◆ **DIRECTIONS FOR THIS TASK**
Determine how many lines of the records include "Germany", and answer with the number alone.

◆ **RECORDS SHOWN**

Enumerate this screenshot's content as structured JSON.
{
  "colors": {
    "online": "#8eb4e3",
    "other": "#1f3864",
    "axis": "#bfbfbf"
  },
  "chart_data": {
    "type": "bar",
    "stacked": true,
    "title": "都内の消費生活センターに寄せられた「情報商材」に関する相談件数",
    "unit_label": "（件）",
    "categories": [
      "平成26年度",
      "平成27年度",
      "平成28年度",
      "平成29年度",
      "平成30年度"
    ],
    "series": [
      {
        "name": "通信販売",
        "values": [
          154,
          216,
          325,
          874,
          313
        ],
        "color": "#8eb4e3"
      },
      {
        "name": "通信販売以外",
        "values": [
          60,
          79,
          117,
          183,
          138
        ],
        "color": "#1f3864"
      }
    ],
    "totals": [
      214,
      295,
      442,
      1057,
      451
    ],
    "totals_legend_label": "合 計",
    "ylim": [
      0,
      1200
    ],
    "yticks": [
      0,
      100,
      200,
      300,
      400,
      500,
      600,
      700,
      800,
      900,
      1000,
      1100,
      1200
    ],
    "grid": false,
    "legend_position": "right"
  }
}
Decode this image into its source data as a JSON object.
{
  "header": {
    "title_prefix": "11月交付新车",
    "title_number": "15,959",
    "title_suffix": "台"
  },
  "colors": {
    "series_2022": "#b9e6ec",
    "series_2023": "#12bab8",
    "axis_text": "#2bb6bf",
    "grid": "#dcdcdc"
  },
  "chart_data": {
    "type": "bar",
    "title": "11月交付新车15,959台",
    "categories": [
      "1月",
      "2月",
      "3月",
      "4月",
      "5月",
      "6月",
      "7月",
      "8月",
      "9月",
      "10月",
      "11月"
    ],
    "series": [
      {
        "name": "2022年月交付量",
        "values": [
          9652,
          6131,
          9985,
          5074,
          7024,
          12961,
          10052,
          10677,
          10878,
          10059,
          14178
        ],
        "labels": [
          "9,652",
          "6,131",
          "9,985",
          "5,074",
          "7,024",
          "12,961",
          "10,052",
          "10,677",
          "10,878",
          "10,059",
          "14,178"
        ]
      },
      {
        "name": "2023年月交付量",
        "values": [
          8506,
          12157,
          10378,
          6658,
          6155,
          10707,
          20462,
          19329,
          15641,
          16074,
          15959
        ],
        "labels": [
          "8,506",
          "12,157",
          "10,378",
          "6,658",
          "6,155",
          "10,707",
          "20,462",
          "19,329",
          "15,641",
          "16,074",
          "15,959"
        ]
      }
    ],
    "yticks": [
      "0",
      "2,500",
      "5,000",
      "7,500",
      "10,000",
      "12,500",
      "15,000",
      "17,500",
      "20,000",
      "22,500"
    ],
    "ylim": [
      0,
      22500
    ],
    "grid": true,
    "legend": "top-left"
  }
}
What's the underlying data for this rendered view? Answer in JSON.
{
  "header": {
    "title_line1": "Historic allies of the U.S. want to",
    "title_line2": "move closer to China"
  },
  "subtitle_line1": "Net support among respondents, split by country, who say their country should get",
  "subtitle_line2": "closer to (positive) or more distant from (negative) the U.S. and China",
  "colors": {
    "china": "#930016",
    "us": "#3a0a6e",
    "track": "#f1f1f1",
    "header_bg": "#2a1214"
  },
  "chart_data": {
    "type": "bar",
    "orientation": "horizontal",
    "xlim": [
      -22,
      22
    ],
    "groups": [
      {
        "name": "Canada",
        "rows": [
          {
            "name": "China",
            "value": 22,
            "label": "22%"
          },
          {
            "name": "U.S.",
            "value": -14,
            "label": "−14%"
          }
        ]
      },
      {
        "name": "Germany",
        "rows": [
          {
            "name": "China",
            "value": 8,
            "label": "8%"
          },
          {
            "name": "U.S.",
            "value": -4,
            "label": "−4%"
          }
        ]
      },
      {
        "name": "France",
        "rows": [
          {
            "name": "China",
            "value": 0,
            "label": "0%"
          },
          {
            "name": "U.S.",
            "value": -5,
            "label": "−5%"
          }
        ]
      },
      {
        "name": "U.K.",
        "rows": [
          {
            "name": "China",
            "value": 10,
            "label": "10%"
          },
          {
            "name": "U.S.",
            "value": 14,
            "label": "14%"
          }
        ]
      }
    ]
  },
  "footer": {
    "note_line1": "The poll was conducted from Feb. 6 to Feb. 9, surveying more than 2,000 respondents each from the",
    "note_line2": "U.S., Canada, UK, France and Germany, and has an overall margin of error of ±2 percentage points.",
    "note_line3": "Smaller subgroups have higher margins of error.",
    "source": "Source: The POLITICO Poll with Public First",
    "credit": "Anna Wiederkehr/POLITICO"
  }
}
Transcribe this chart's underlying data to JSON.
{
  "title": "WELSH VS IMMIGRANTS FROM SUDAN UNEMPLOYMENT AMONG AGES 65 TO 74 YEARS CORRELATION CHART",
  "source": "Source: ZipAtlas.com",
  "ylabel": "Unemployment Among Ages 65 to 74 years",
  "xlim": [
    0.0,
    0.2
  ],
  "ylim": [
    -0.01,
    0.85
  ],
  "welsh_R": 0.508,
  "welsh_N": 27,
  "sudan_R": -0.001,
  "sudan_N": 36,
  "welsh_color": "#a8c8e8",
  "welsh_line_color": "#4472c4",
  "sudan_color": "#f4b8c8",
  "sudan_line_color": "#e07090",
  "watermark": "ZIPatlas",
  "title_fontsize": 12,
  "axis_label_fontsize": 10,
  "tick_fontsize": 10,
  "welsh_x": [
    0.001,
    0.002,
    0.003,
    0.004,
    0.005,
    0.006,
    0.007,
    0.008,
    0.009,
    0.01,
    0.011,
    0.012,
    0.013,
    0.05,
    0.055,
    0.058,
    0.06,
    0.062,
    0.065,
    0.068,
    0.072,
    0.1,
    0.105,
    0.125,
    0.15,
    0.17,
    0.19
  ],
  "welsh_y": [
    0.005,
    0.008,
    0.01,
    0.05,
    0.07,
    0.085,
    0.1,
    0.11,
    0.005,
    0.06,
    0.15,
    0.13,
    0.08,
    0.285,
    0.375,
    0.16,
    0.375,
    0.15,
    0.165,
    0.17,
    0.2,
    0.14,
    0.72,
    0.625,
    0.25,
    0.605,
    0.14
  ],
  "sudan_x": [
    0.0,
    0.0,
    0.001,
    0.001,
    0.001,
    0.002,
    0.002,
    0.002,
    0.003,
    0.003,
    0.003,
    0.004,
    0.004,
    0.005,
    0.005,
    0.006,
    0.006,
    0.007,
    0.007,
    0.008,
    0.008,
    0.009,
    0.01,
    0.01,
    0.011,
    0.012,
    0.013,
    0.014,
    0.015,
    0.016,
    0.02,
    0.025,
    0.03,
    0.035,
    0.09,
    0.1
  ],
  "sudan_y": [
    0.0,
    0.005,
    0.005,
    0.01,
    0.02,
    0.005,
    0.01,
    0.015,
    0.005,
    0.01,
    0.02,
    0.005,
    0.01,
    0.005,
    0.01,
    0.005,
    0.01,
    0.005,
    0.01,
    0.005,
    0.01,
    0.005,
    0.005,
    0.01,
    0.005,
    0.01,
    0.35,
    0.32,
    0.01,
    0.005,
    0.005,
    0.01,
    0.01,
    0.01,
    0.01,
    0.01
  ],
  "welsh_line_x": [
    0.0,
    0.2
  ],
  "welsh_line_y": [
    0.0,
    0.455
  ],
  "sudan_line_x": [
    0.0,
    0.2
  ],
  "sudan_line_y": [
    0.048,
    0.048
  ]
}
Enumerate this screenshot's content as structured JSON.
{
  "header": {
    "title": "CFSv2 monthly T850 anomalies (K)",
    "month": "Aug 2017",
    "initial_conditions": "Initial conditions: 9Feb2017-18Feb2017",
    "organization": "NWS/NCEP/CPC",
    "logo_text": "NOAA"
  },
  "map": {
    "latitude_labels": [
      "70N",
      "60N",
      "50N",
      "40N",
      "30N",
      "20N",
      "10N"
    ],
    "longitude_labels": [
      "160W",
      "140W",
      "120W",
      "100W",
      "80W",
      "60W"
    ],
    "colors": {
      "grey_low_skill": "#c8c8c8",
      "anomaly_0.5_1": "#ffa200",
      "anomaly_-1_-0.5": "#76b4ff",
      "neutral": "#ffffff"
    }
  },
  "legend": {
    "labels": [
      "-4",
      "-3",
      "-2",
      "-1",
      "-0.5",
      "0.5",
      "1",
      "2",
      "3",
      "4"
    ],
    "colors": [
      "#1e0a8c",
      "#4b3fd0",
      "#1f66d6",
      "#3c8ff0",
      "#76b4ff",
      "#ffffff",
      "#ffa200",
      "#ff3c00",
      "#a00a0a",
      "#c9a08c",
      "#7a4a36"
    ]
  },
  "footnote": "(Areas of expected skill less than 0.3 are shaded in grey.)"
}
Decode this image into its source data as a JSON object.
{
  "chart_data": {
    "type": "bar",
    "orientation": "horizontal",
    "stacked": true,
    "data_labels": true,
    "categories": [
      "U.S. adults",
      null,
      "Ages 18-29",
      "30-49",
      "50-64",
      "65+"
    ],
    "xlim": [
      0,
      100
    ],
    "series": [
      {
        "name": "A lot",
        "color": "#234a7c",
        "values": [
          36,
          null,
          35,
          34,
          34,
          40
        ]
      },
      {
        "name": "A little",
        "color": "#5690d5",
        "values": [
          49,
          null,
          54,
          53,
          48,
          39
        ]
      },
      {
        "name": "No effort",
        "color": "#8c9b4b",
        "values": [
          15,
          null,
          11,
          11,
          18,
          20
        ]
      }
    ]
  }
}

◆ **TASK ANSWER**
2